TO DO:
Check every line below for the word "which" and copy the ones that have it.

RECORDS FOR THE EXERCISE:
---------------

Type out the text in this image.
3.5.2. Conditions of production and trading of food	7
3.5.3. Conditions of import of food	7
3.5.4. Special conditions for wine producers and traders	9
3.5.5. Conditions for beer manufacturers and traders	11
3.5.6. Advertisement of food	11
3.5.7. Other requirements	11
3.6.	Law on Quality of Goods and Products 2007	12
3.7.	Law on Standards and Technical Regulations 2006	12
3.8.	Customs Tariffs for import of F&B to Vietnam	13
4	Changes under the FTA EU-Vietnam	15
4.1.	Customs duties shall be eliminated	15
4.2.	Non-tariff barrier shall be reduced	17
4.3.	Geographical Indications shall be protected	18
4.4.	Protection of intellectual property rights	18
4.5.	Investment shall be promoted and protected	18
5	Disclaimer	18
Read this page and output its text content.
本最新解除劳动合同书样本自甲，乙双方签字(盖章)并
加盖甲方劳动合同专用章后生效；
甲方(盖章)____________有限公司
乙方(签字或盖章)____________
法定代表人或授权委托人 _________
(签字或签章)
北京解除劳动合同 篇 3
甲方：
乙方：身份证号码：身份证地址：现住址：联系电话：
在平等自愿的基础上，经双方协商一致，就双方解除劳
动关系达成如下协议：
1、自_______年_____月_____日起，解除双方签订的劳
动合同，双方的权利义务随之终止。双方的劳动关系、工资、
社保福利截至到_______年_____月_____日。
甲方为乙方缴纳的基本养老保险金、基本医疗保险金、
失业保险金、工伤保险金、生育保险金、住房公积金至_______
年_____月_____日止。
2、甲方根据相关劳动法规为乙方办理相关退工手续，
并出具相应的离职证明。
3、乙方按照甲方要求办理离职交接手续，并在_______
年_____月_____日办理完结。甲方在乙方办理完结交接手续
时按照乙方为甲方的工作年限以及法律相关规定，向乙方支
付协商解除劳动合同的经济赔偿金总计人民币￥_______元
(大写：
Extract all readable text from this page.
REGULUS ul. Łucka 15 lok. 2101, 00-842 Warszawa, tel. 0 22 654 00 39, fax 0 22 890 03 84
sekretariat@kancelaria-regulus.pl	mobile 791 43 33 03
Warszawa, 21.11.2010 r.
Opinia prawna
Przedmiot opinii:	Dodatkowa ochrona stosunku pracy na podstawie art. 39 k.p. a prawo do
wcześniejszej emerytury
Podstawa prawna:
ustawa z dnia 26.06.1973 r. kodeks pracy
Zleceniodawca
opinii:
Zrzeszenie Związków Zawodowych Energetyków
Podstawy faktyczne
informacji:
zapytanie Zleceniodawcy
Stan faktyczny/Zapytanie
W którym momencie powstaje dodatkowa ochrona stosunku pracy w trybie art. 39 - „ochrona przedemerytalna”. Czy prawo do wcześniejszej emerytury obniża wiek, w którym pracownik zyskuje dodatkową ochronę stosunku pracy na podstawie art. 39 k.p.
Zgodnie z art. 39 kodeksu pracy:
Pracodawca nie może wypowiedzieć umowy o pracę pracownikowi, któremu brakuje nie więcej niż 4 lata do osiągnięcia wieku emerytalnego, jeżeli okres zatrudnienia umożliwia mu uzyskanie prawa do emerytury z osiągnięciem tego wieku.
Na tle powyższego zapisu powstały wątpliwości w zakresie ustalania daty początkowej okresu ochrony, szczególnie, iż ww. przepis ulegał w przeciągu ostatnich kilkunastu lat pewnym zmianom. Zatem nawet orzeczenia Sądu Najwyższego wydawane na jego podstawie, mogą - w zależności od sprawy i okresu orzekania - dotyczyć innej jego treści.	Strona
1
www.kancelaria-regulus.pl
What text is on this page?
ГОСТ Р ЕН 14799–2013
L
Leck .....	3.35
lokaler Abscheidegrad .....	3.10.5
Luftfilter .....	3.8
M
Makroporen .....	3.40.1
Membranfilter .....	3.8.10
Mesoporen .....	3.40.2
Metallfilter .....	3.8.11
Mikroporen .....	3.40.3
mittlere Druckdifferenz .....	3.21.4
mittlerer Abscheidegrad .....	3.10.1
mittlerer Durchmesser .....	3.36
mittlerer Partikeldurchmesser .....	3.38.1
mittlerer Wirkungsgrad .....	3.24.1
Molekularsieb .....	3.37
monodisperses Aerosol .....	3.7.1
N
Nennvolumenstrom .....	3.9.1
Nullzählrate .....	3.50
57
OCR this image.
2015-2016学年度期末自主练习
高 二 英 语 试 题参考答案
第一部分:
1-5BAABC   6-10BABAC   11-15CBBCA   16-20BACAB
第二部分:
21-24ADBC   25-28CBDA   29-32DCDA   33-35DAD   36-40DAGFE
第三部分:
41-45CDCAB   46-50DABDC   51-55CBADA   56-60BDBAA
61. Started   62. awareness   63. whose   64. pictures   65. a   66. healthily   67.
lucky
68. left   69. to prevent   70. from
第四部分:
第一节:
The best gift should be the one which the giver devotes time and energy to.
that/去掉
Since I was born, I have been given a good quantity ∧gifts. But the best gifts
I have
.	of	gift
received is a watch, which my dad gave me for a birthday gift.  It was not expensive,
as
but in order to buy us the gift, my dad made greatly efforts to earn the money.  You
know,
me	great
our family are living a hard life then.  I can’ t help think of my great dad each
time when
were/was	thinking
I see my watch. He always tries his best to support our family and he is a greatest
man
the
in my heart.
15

---------------

CORRECT ANSWER:
The best gift should be the one which the giver devotes time and energy to.
received is a watch, which my dad gave me for a birthday gift.  It was not expensive,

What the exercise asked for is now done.